> Task directions:
Skip the images and restate every line of the records exactly.
*** Opening Task inputs ***
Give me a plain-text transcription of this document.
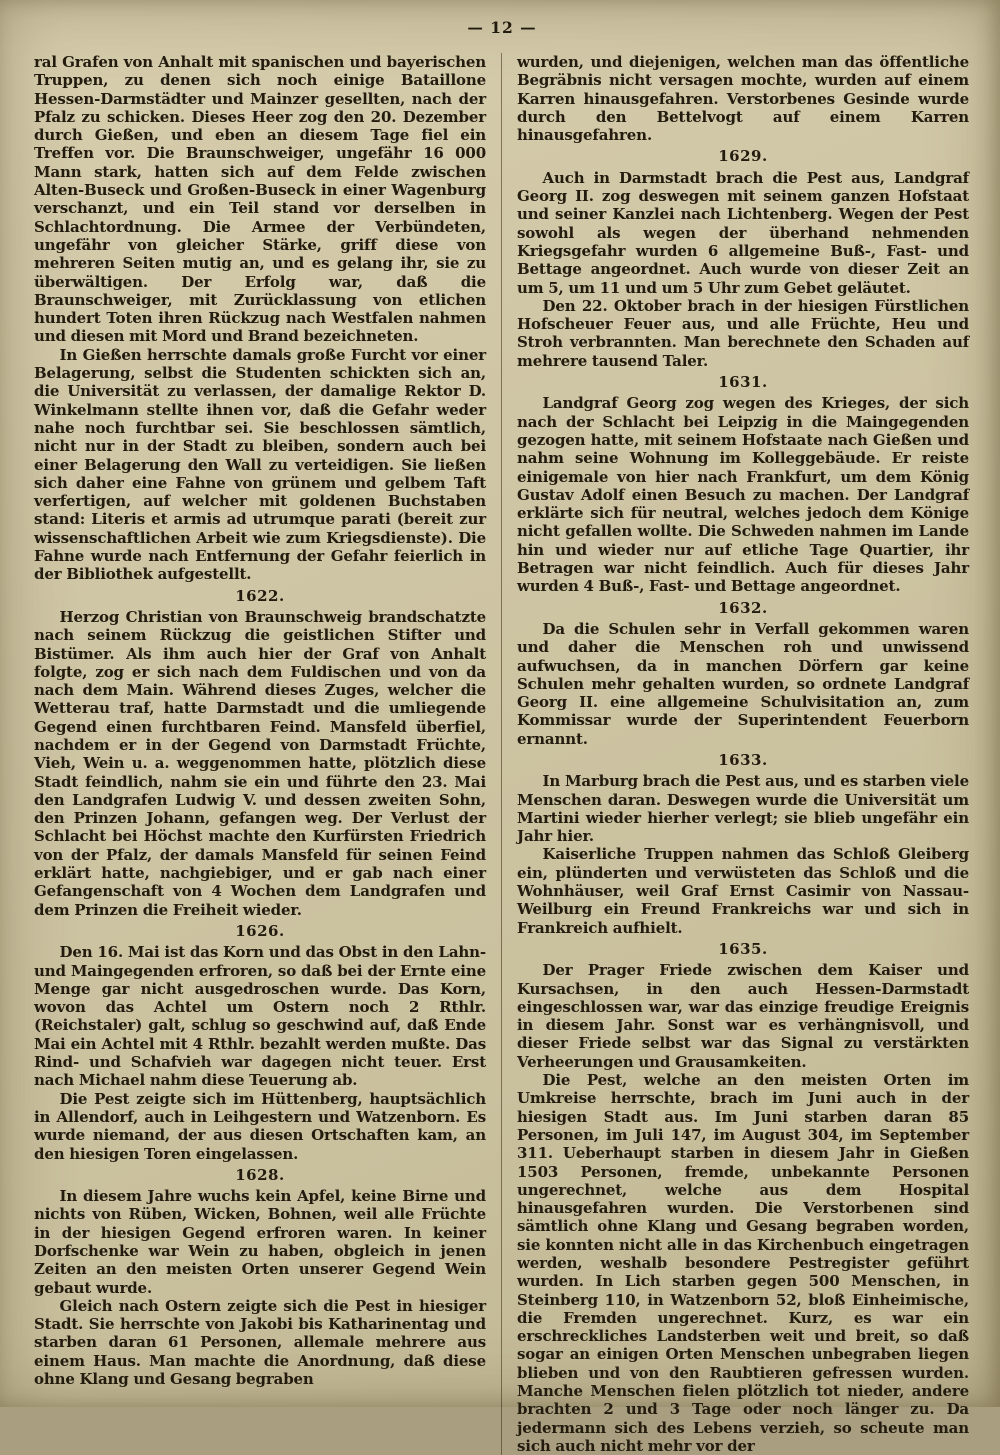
— 12 —

ral Grafen von Anhalt mit spanischen und bayerischen Truppen, zu denen sich noch einige Bataillone Hessen-Darmstädter und Mainzer gesellten, nach der Pfalz zu schicken. Dieses Heer zog den 20. Dezember durch Gießen, und eben an diesem Tage fiel ein Treffen vor. Die Braunschweiger, ungefähr 16 000 Mann stark, hatten sich auf dem Felde zwischen Alten-Buseck und Großen-Buseck in einer Wagenburg verschanzt, und ein Teil stand vor derselben in Schlachtordnung. Die Armee der Verbündeten, ungefähr von gleicher Stärke, griff diese von mehreren Seiten mutig an, und es gelang ihr, sie zu überwältigen. Der Erfolg war, daß die Braunschweiger, mit Zurücklassung von etlichen hundert Toten ihren Rückzug nach Westfalen nahmen und diesen mit Mord und Brand bezeichneten.

In Gießen herrschte damals große Furcht vor einer Belagerung, selbst die Studenten schickten sich an, die Universität zu verlassen, der damalige Rektor D. Winkelmann stellte ihnen vor, daß die Gefahr weder nahe noch furchtbar sei. Sie beschlossen sämtlich, nicht nur in der Stadt zu bleiben, sondern auch bei einer Belagerung den Wall zu verteidigen. Sie ließen sich daher eine Fahne von grünem und gelbem Taft verfertigen, auf welcher mit goldenen Buchstaben stand: Literis et armis ad utrumque parati (bereit zur wissenschaftlichen Arbeit wie zum Kriegsdienste). Die Fahne wurde nach Entfernung der Gefahr feierlich in der Bibliothek aufgestellt.

1622.

Herzog Christian von Braunschweig brandschatzte nach seinem Rückzug die geistlichen Stifter und Bistümer. Als ihm auch hier der Graf von Anhalt folgte, zog er sich nach dem Fuldischen und von da nach dem Main. Während dieses Zuges, welcher die Wetterau traf, hatte Darmstadt und die umliegende Gegend einen furchtbaren Feind. Mansfeld überfiel, nachdem er in der Gegend von Darmstadt Früchte, Vieh, Wein u. a. weggenommen hatte, plötzlich diese Stadt feindlich, nahm sie ein und führte den 23. Mai den Landgrafen Ludwig V. und dessen zweiten Sohn, den Prinzen Johann, gefangen weg. Der Verlust der Schlacht bei Höchst machte den Kurfürsten Friedrich von der Pfalz, der damals Mansfeld für seinen Feind erklärt hatte, nachgiebiger, und er gab nach einer Gefangenschaft von 4 Wochen dem Landgrafen und dem Prinzen die Freiheit wieder.

1626.

Den 16. Mai ist das Korn und das Obst in den Lahn- und Maingegenden erfroren, so daß bei der Ernte eine Menge gar nicht ausgedroschen wurde. Das Korn, wovon das Achtel um Ostern noch 2 Rthlr. (Reichstaler) galt, schlug so geschwind auf, daß Ende Mai ein Achtel mit 4 Rthlr. bezahlt werden mußte. Das Rind- und Schafvieh war dagegen nicht teuer. Erst nach Michael nahm diese Teuerung ab.

Die Pest zeigte sich im Hüttenberg, hauptsächlich in Allendorf, auch in Leihgestern und Watzenborn. Es wurde niemand, der aus diesen Ortschaften kam, an den hiesigen Toren eingelassen.

1628.

In diesem Jahre wuchs kein Apfel, keine Birne und nichts von Rüben, Wicken, Bohnen, weil alle Früchte in der hiesigen Gegend erfroren waren. In keiner Dorfschenke war Wein zu haben, obgleich in jenen Zeiten an den meisten Orten unserer Gegend Wein gebaut wurde.

Gleich nach Ostern zeigte sich die Pest in hiesiger Stadt. Sie herrschte von Jakobi bis Katharinentag und starben daran 61 Personen, allemale mehrere aus einem Haus. Man machte die Anordnung, daß diese ohne Klang und Gesang begraben

wurden, und diejenigen, welchen man das öffentliche Begräbnis nicht versagen mochte, wurden auf einem Karren hinausgefahren. Verstorbenes Gesinde wurde durch den Bettelvogt auf einem Karren hinausgefahren.

1629.

Auch in Darmstadt brach die Pest aus, Landgraf Georg II. zog deswegen mit seinem ganzen Hofstaat und seiner Kanzlei nach Lichtenberg. Wegen der Pest sowohl als wegen der überhand nehmenden Kriegsgefahr wurden 6 allgemeine Buß-, Fast- und Bettage angeordnet. Auch wurde von dieser Zeit an um 5, um 11 und um 5 Uhr zum Gebet geläutet.

Den 22. Oktober brach in der hiesigen Fürstlichen Hofscheuer Feuer aus, und alle Früchte, Heu und Stroh verbrannten. Man berechnete den Schaden auf mehrere tausend Taler.

1631.

Landgraf Georg zog wegen des Krieges, der sich nach der Schlacht bei Leipzig in die Maingegenden gezogen hatte, mit seinem Hofstaate nach Gießen und nahm seine Wohnung im Kolleggebäude. Er reiste einigemale von hier nach Frankfurt, um dem König Gustav Adolf einen Besuch zu machen. Der Landgraf erklärte sich für neutral, welches jedoch dem Könige nicht gefallen wollte. Die Schweden nahmen im Lande hin und wieder nur auf etliche Tage Quartier, ihr Betragen war nicht feindlich. Auch für dieses Jahr wurden 4 Buß-, Fast- und Bettage angeordnet.

1632.

Da die Schulen sehr in Verfall gekommen waren und daher die Menschen roh und unwissend aufwuchsen, da in manchen Dörfern gar keine Schulen mehr gehalten wurden, so ordnete Landgraf Georg II. eine allgemeine Schulvisitation an, zum Kommissar wurde der Superintendent Feuerborn ernannt.

1633.

In Marburg brach die Pest aus, und es starben viele Menschen daran. Deswegen wurde die Universität um Martini wieder hierher verlegt; sie blieb ungefähr ein Jahr hier.

Kaiserliche Truppen nahmen das Schloß Gleiberg ein, plünderten und verwüsteten das Schloß und die Wohnhäuser, weil Graf Ernst Casimir von Nassau-Weilburg ein Freund Frankreichs war und sich in Frankreich aufhielt.

1635.

Der Prager Friede zwischen dem Kaiser und Kursachsen, in den auch Hessen-Darmstadt eingeschlossen war, war das einzige freudige Ereignis in diesem Jahr. Sonst war es verhängnisvoll, und dieser Friede selbst war das Signal zu verstärkten Verheerungen und Grausamkeiten.

Die Pest, welche an den meisten Orten im Umkreise herrschte, brach im Juni auch in der hiesigen Stadt aus. Im Juni starben daran 85 Personen, im Juli 147, im August 304, im September 311. Ueberhaupt starben in diesem Jahr in Gießen 1503 Personen, fremde, unbekannte Personen ungerechnet, welche aus dem Hospital hinausgefahren wurden. Die Verstorbenen sind sämtlich ohne Klang und Gesang begraben worden, sie konnten nicht alle in das Kirchenbuch eingetragen werden, weshalb besondere Pestregister geführt wurden. In Lich starben gegen 500 Menschen, in Steinberg 110, in Watzenborn 52, bloß Einheimische, die Fremden ungerechnet. Kurz, es war ein erschreckliches Landsterben weit und breit, so daß sogar an einigen Orten Menschen unbegraben liegen blieben und von den Raubtieren gefressen wurden. Manche Menschen fielen plötzlich tot nieder, andere brachten 2 und 3 Tage oder noch länger zu. Da jedermann sich des Lebens verzieh, so scheute man sich auch nicht mehr vor der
*** Closing Task inputs ***
> The answer:
Give me a plain-text transcription of this document.
— 12 —

ral Grafen von Anhalt mit spanischen und bayerischen Truppen, zu denen sich noch einige Bataillone Hessen-Darmstädter und Mainzer gesellten, nach der Pfalz zu schicken. Dieses Heer zog den 20. Dezember durch Gießen, und eben an diesem Tage fiel ein Treffen vor. Die Braunschweiger, ungefähr 16 000 Mann stark, hatten sich auf dem Felde zwischen Alten-Buseck und Großen-Buseck in einer Wagenburg verschanzt, und ein Teil stand vor derselben in Schlachtordnung. Die Armee der Verbündeten, ungefähr von gleicher Stärke, griff diese von mehreren Seiten mutig an, und es gelang ihr, sie zu überwältigen. Der Erfolg war, daß die Braunschweiger, mit Zurücklassung von etlichen hundert Toten ihren Rückzug nach Westfalen nahmen und diesen mit Mord und Brand bezeichneten.

In Gießen herrschte damals große Furcht vor einer Belagerung, selbst die Studenten schickten sich an, die Universität zu verlassen, der damalige Rektor D. Winkelmann stellte ihnen vor, daß die Gefahr weder nahe noch furchtbar sei. Sie beschlossen sämtlich, nicht nur in der Stadt zu bleiben, sondern auch bei einer Belagerung den Wall zu verteidigen. Sie ließen sich daher eine Fahne von grünem und gelbem Taft verfertigen, auf welcher mit goldenen Buchstaben stand: Literis et armis ad utrumque parati (bereit zur wissenschaftlichen Arbeit wie zum Kriegsdienste). Die Fahne wurde nach Entfernung der Gefahr feierlich in der Bibliothek aufgestellt.

1622.

Herzog Christian von Braunschweig brandschatzte nach seinem Rückzug die geistlichen Stifter und Bistümer. Als ihm auch hier der Graf von Anhalt folgte, zog er sich nach dem Fuldischen und von da nach dem Main. Während dieses Zuges, welcher die Wetterau traf, hatte Darmstadt und die umliegende Gegend einen furchtbaren Feind. Mansfeld überfiel, nachdem er in der Gegend von Darmstadt Früchte, Vieh, Wein u. a. weggenommen hatte, plötzlich diese Stadt feindlich, nahm sie ein und führte den 23. Mai den Landgrafen Ludwig V. und dessen zweiten Sohn, den Prinzen Johann, gefangen weg. Der Verlust der Schlacht bei Höchst machte den Kurfürsten Friedrich von der Pfalz, der damals Mansfeld für seinen Feind erklärt hatte, nachgiebiger, und er gab nach einer Gefangenschaft von 4 Wochen dem Landgrafen und dem Prinzen die Freiheit wieder.

1626.

Den 16. Mai ist das Korn und das Obst in den Lahn- und Maingegenden erfroren, so daß bei der Ernte eine Menge gar nicht ausgedroschen wurde. Das Korn, wovon das Achtel um Ostern noch 2 Rthlr. (Reichstaler) galt, schlug so geschwind auf, daß Ende Mai ein Achtel mit 4 Rthlr. bezahlt werden mußte. Das Rind- und Schafvieh war dagegen nicht teuer. Erst nach Michael nahm diese Teuerung ab.

Die Pest zeigte sich im Hüttenberg, hauptsächlich in Allendorf, auch in Leihgestern und Watzenborn. Es wurde niemand, der aus diesen Ortschaften kam, an den hiesigen Toren eingelassen.

1628.

In diesem Jahre wuchs kein Apfel, keine Birne und nichts von Rüben, Wicken, Bohnen, weil alle Früchte in der hiesigen Gegend erfroren waren. In keiner Dorfschenke war Wein zu haben, obgleich in jenen Zeiten an den meisten Orten unserer Gegend Wein gebaut wurde.

Gleich nach Ostern zeigte sich die Pest in hiesiger Stadt. Sie herrschte von Jakobi bis Katharinentag und starben daran 61 Personen, allemale mehrere aus einem Haus. Man machte die Anordnung, daß diese ohne Klang und Gesang begraben

wurden, und diejenigen, welchen man das öffentliche Begräbnis nicht versagen mochte, wurden auf einem Karren hinausgefahren. Verstorbenes Gesinde wurde durch den Bettelvogt auf einem Karren hinausgefahren.

1629.

Auch in Darmstadt brach die Pest aus, Landgraf Georg II. zog deswegen mit seinem ganzen Hofstaat und seiner Kanzlei nach Lichtenberg. Wegen der Pest sowohl als wegen der überhand nehmenden Kriegsgefahr wurden 6 allgemeine Buß-, Fast- und Bettage angeordnet. Auch wurde von dieser Zeit an um 5, um 11 und um 5 Uhr zum Gebet geläutet.

Den 22. Oktober brach in der hiesigen Fürstlichen Hofscheuer Feuer aus, und alle Früchte, Heu und Stroh verbrannten. Man berechnete den Schaden auf mehrere tausend Taler.

1631.

Landgraf Georg zog wegen des Krieges, der sich nach der Schlacht bei Leipzig in die Maingegenden gezogen hatte, mit seinem Hofstaate nach Gießen und nahm seine Wohnung im Kolleggebäude. Er reiste einigemale von hier nach Frankfurt, um dem König Gustav Adolf einen Besuch zu machen. Der Landgraf erklärte sich für neutral, welches jedoch dem Könige nicht gefallen wollte. Die Schweden nahmen im Lande hin und wieder nur auf etliche Tage Quartier, ihr Betragen war nicht feindlich. Auch für dieses Jahr wurden 4 Buß-, Fast- und Bettage angeordnet.

1632.

Da die Schulen sehr in Verfall gekommen waren und daher die Menschen roh und unwissend aufwuchsen, da in manchen Dörfern gar keine Schulen mehr gehalten wurden, so ordnete Landgraf Georg II. eine allgemeine Schulvisitation an, zum Kommissar wurde der Superintendent Feuerborn ernannt.

1633.

In Marburg brach die Pest aus, und es starben viele Menschen daran. Deswegen wurde die Universität um Martini wieder hierher verlegt; sie blieb ungefähr ein Jahr hier.

Kaiserliche Truppen nahmen das Schloß Gleiberg ein, plünderten und verwüsteten das Schloß und die Wohnhäuser, weil Graf Ernst Casimir von Nassau-Weilburg ein Freund Frankreichs war und sich in Frankreich aufhielt.

1635.

Der Prager Friede zwischen dem Kaiser und Kursachsen, in den auch Hessen-Darmstadt eingeschlossen war, war das einzige freudige Ereignis in diesem Jahr. Sonst war es verhängnisvoll, und dieser Friede selbst war das Signal zu verstärkten Verheerungen und Grausamkeiten.

Die Pest, welche an den meisten Orten im Umkreise herrschte, brach im Juni auch in der hiesigen Stadt aus. Im Juni starben daran 85 Personen, im Juli 147, im August 304, im September 311. Ueberhaupt starben in diesem Jahr in Gießen 1503 Personen, fremde, unbekannte Personen ungerechnet, welche aus dem Hospital hinausgefahren wurden. Die Verstorbenen sind sämtlich ohne Klang und Gesang begraben worden, sie konnten nicht alle in das Kirchenbuch eingetragen werden, weshalb besondere Pestregister geführt wurden. In Lich starben gegen 500 Menschen, in Steinberg 110, in Watzenborn 52, bloß Einheimische, die Fremden ungerechnet. Kurz, es war ein erschreckliches Landsterben weit und breit, so daß sogar an einigen Orten Menschen unbegraben liegen blieben und von den Raubtieren gefressen wurden. Manche Menschen fielen plötzlich tot nieder, andere brachten 2 und 3 Tage oder noch länger zu. Da jedermann sich des Lebens verzieh, so scheute man sich auch nicht mehr vor der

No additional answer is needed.